====== SUPPLIED RECORDS
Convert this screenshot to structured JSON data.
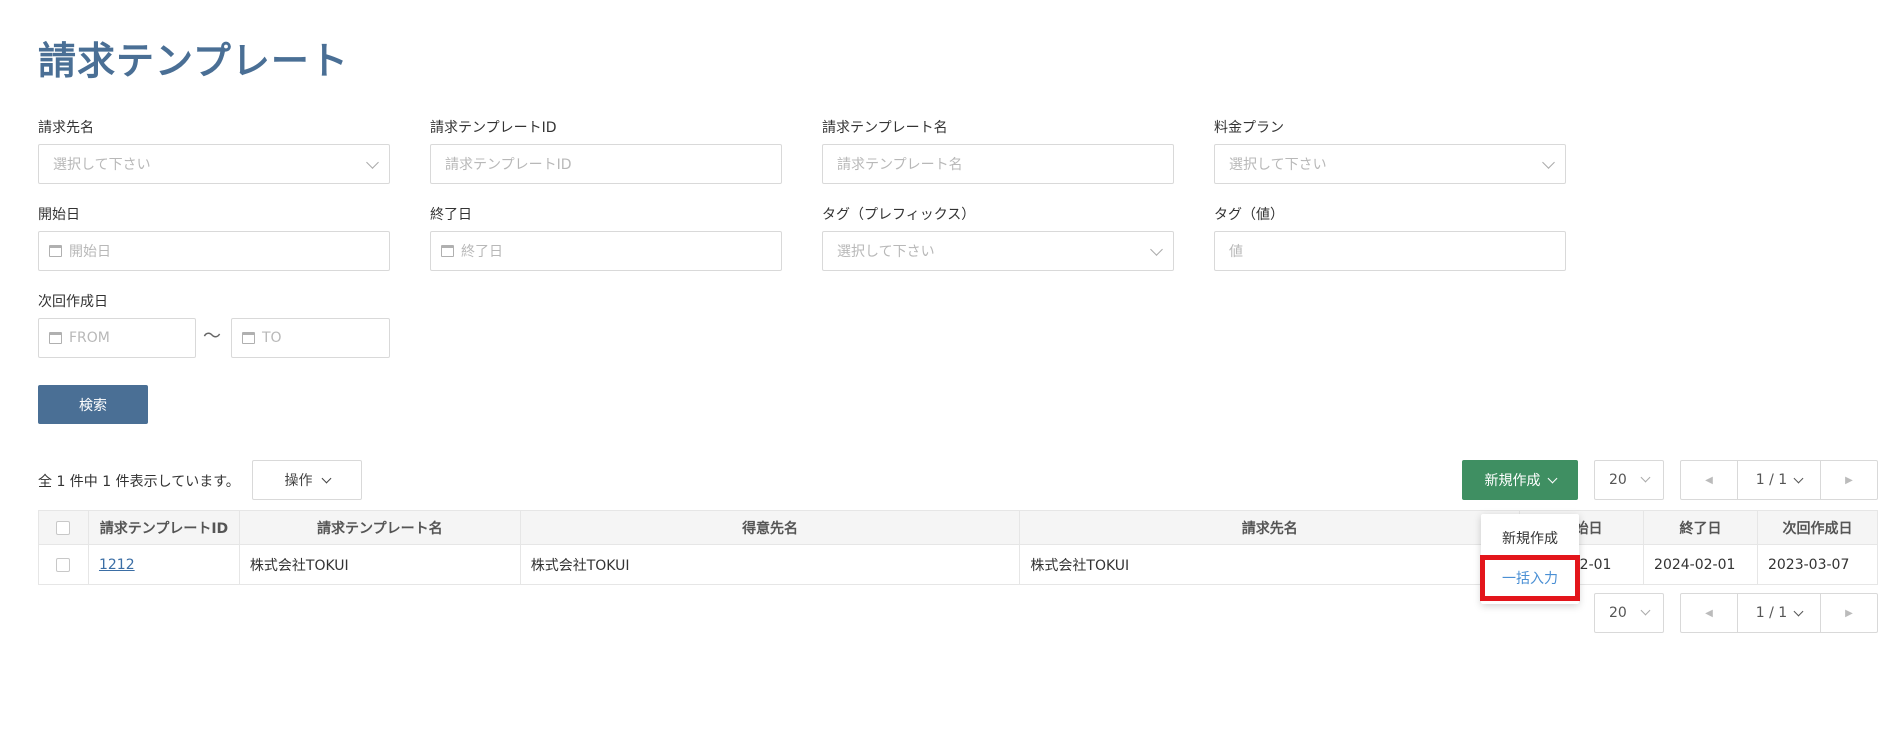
{
  "page_title": "請求テンプレート",
  "filters": {
    "billing_to": {
      "label": "請求先名",
      "placeholder": "選択して下さい"
    },
    "template_id": {
      "label": "請求テンプレートID",
      "placeholder": "請求テンプレートID"
    },
    "template_name": {
      "label": "請求テンプレート名",
      "placeholder": "請求テンプレート名"
    },
    "price_plan": {
      "label": "料金プラン",
      "placeholder": "選択して下さい"
    },
    "start_date": {
      "label": "開始日",
      "placeholder": "開始日"
    },
    "end_date": {
      "label": "終了日",
      "placeholder": "終了日"
    },
    "tag_prefix": {
      "label": "タグ（プレフィックス）",
      "placeholder": "選択して下さい"
    },
    "tag_value": {
      "label": "タグ（値）",
      "placeholder": "値"
    },
    "next_date": {
      "label": "次回作成日",
      "from_placeholder": "FROM",
      "to_placeholder": "TO",
      "separator": "〜"
    }
  },
  "search_button": "検索",
  "result_count": "全 1 件中 1 件表示しています。",
  "ops_button": "操作",
  "new_button": "新規作成",
  "per_page": "20",
  "page_indicator": "1 / 1",
  "table": {
    "headers": [
      "請求テンプレートID",
      "請求テンプレート名",
      "得意先名",
      "請求先名",
      "開始日",
      "終了日",
      "次回作成日"
    ],
    "rows": [
      {
        "id": "1212",
        "template_name": "株式会社TOKUI",
        "customer": "株式会社TOKUI",
        "billing_to": "株式会社TOKUI",
        "start": "2023-02-01",
        "end": "2024-02-01",
        "next": "2023-03-07"
      }
    ]
  },
  "dropdown": {
    "items": [
      "新規作成",
      "一括入力"
    ],
    "highlight_color": "#e3151b"
  },
  "colors": {
    "title": "#4a6f95",
    "primary": "#4a6f95",
    "success": "#3f8f62",
    "link": "#3b6ea5"
  }
}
============
WHAT IS REQUIRED. Which lines hold the word "株式会社TOKUI"? Return all of them from the records above.

COMPLETE RESPONSE.
        "template_name": "株式会社TOKUI",
        "customer": "株式会社TOKUI",
        "billing_to": "株式会社TOKUI",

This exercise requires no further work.